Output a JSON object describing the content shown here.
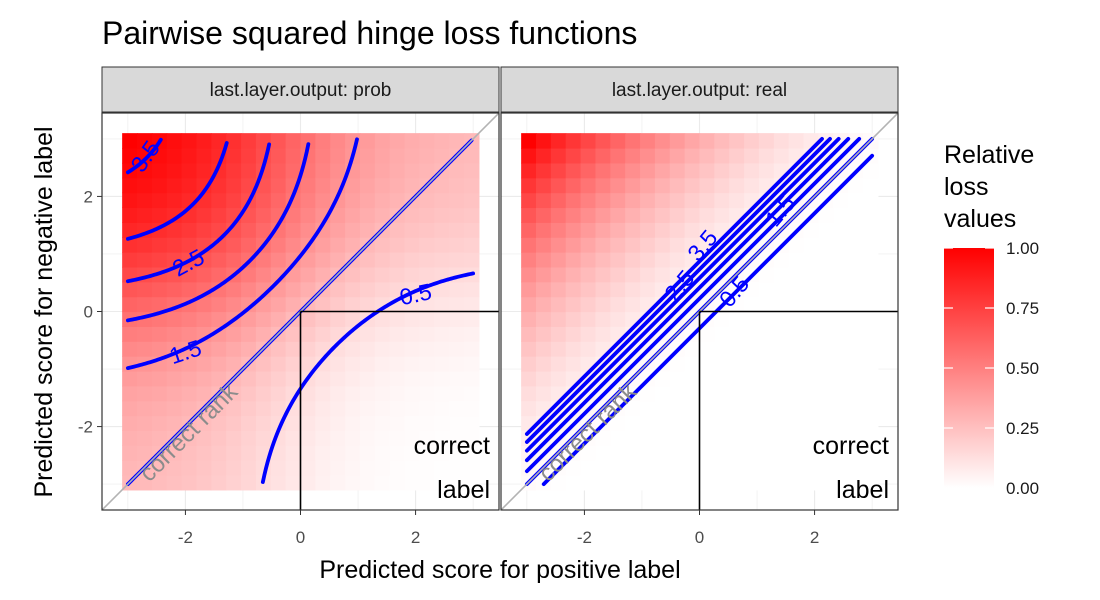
{
  "chart_data": {
    "type": "heatmap",
    "title": "Pairwise squared hinge loss functions",
    "xlabel": "Predicted score for positive label",
    "ylabel": "Predicted score for negative label",
    "xlim": [
      -3.45,
      3.45
    ],
    "ylim": [
      -3.45,
      3.45
    ],
    "x_ticks": [
      -2,
      0,
      2
    ],
    "y_ticks": [
      -2,
      0,
      2
    ],
    "grid": true,
    "fill_low": "#ffffff",
    "fill_high": "#ff0000",
    "contour_color": "#0000ff",
    "panels": [
      {
        "strip": "last.layer.output: prob",
        "contour_labels": [
          {
            "text": "3.5",
            "x": -2.7,
            "y": 2.7,
            "angle": -55
          },
          {
            "text": "2.5",
            "x": -1.95,
            "y": 0.85,
            "angle": -28
          },
          {
            "text": "1.5",
            "x": -2.0,
            "y": -0.7,
            "angle": -18
          },
          {
            "text": "0.5",
            "x": 2.0,
            "y": 0.3,
            "angle": -12
          }
        ]
      },
      {
        "strip": "last.layer.output: real",
        "contour_labels": [
          {
            "text": "2.5",
            "x": -0.35,
            "y": 0.45,
            "angle": -50
          },
          {
            "text": "3.5",
            "x": 0.05,
            "y": 1.15,
            "angle": -50
          },
          {
            "text": "0.5",
            "x": 0.6,
            "y": 0.35,
            "angle": -50
          },
          {
            "text": "1.5",
            "x": 1.4,
            "y": 1.75,
            "angle": -50
          }
        ]
      }
    ],
    "annotations": {
      "rank": "correct rank",
      "corner_line1": "correct",
      "corner_line2": "label"
    },
    "legend": {
      "title_lines": [
        "Relative",
        "loss",
        "values"
      ],
      "placement": "right",
      "breaks": [
        "1.00",
        "0.75",
        "0.50",
        "0.25",
        "0.00"
      ]
    }
  }
}
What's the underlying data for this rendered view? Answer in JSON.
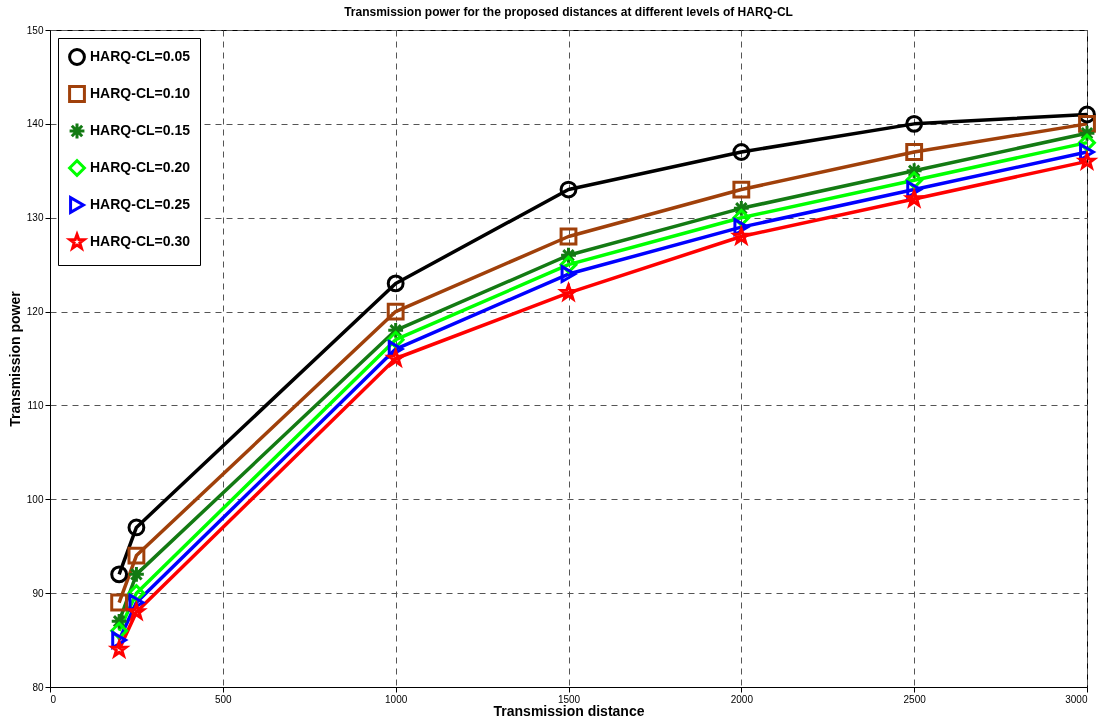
{
  "chart_data": {
    "type": "line",
    "title": "Transmission power for the proposed distances at different levels of HARQ-CL",
    "xlabel": "Transmission distance",
    "ylabel": "Transmission power",
    "x": [
      200,
      250,
      1000,
      1500,
      2000,
      2500,
      3000
    ],
    "xlim": [
      0,
      3000
    ],
    "xticks": [
      0,
      500,
      1000,
      1500,
      2000,
      2500,
      3000
    ],
    "ylim": [
      80,
      150
    ],
    "yticks": [
      80,
      90,
      100,
      110,
      120,
      130,
      140,
      150
    ],
    "grid": true,
    "legend": "top left",
    "line_style": "solid",
    "series": [
      {
        "name": "HARQ-CL=0.05",
        "color": "#000000",
        "marker": "circle",
        "values": [
          92,
          97,
          123,
          133,
          137,
          140,
          141
        ]
      },
      {
        "name": "HARQ-CL=0.10",
        "color": "#a0400a",
        "marker": "square",
        "values": [
          89,
          94,
          120,
          128,
          133,
          137,
          140
        ]
      },
      {
        "name": "HARQ-CL=0.15",
        "color": "#137a13",
        "marker": "cross",
        "values": [
          87,
          92,
          118,
          126,
          131,
          135,
          139
        ]
      },
      {
        "name": "HARQ-CL=0.20",
        "color": "#00ff00",
        "marker": "diamond",
        "values": [
          86,
          90,
          117,
          125,
          130,
          134,
          138
        ]
      },
      {
        "name": "HARQ-CL=0.25",
        "color": "#0000ff",
        "marker": "triangle",
        "values": [
          85,
          89,
          116,
          124,
          129,
          133,
          137
        ]
      },
      {
        "name": "HARQ-CL=0.30",
        "color": "#ff0000",
        "marker": "star",
        "values": [
          84,
          88,
          115,
          122,
          128,
          132,
          136
        ]
      }
    ]
  }
}
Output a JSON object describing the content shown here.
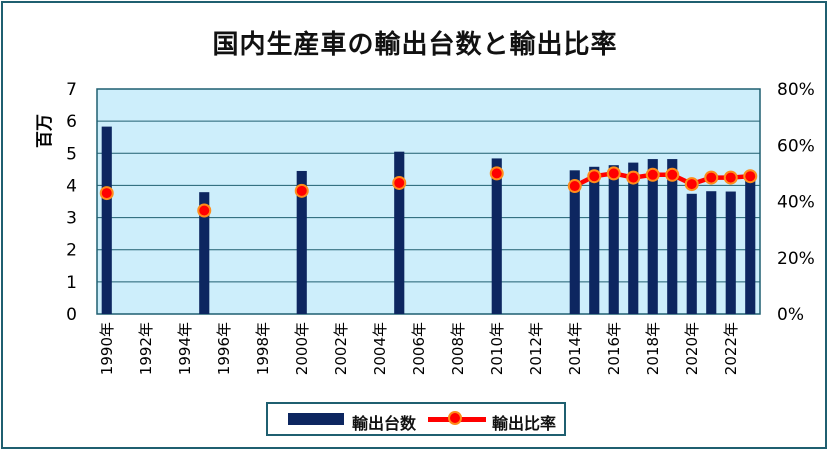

□ □ □

- TASK GOAL: Reproduce the entries above without change, omitting all pictures.

- RESULT:
Output a JSON object describing the content shown here.
{
  "chart_data": {
    "type": "heatmap",
    "title": "Pairwise squared hinge loss functions",
    "xlabel": "Predicted score for positive label",
    "ylabel": "Predicted score for negative label",
    "xlim": [
      -3.45,
      3.45
    ],
    "ylim": [
      -3.45,
      3.45
    ],
    "x_ticks": [
      -2,
      0,
      2
    ],
    "y_ticks": [
      -2,
      0,
      2
    ],
    "grid": true,
    "fill_low": "#ffffff",
    "fill_high": "#ff0000",
    "contour_color": "#0000ff",
    "panels": [
      {
        "strip": "last.layer.output: prob",
        "contour_labels": [
          {
            "text": "3.5",
            "x": -2.7,
            "y": 2.7,
            "angle": -55
          },
          {
            "text": "2.5",
            "x": -1.95,
            "y": 0.85,
            "angle": -28
          },
          {
            "text": "1.5",
            "x": -2.0,
            "y": -0.7,
            "angle": -18
          },
          {
            "text": "0.5",
            "x": 2.0,
            "y": 0.3,
            "angle": -12
          }
        ]
      },
      {
        "strip": "last.layer.output: real",
        "contour_labels": [
          {
            "text": "2.5",
            "x": -0.35,
            "y": 0.45,
            "angle": -50
          },
          {
            "text": "3.5",
            "x": 0.05,
            "y": 1.15,
            "angle": -50
          },
          {
            "text": "0.5",
            "x": 0.6,
            "y": 0.35,
            "angle": -50
          },
          {
            "text": "1.5",
            "x": 1.4,
            "y": 1.75,
            "angle": -50
          }
        ]
      }
    ],
    "annotations": {
      "rank": "correct rank",
      "corner_line1": "correct",
      "corner_line2": "label"
    },
    "legend": {
      "title_lines": [
        "Relative",
        "loss",
        "values"
      ],
      "placement": "right",
      "breaks": [
        "1.00",
        "0.75",
        "0.50",
        "0.25",
        "0.00"
      ]
    }
  }
}
What's the underlying data for this rendered view? Answer in JSON.
{
  "chart_data": {
    "type": "line",
    "title": "Transmission power for the proposed distances at different levels of HARQ-CL",
    "xlabel": "Transmission distance",
    "ylabel": "Transmission power",
    "x": [
      200,
      250,
      1000,
      1500,
      2000,
      2500,
      3000
    ],
    "xlim": [
      0,
      3000
    ],
    "xticks": [
      0,
      500,
      1000,
      1500,
      2000,
      2500,
      3000
    ],
    "ylim": [
      80,
      150
    ],
    "yticks": [
      80,
      90,
      100,
      110,
      120,
      130,
      140,
      150
    ],
    "grid": true,
    "legend": "top left",
    "line_style": "solid",
    "series": [
      {
        "name": "HARQ-CL=0.05",
        "color": "#000000",
        "marker": "circle",
        "values": [
          92,
          97,
          123,
          133,
          137,
          140,
          141
        ]
      },
      {
        "name": "HARQ-CL=0.10",
        "color": "#a0400a",
        "marker": "square",
        "values": [
          89,
          94,
          120,
          128,
          133,
          137,
          140
        ]
      },
      {
        "name": "HARQ-CL=0.15",
        "color": "#137a13",
        "marker": "cross",
        "values": [
          87,
          92,
          118,
          126,
          131,
          135,
          139
        ]
      },
      {
        "name": "HARQ-CL=0.20",
        "color": "#00ff00",
        "marker": "diamond",
        "values": [
          86,
          90,
          117,
          125,
          130,
          134,
          138
        ]
      },
      {
        "name": "HARQ-CL=0.25",
        "color": "#0000ff",
        "marker": "triangle",
        "values": [
          85,
          89,
          116,
          124,
          129,
          133,
          137
        ]
      },
      {
        "name": "HARQ-CL=0.30",
        "color": "#ff0000",
        "marker": "star",
        "values": [
          84,
          88,
          115,
          122,
          128,
          132,
          136
        ]
      }
    ]
  }
}
Output a JSON object describing the content shown here.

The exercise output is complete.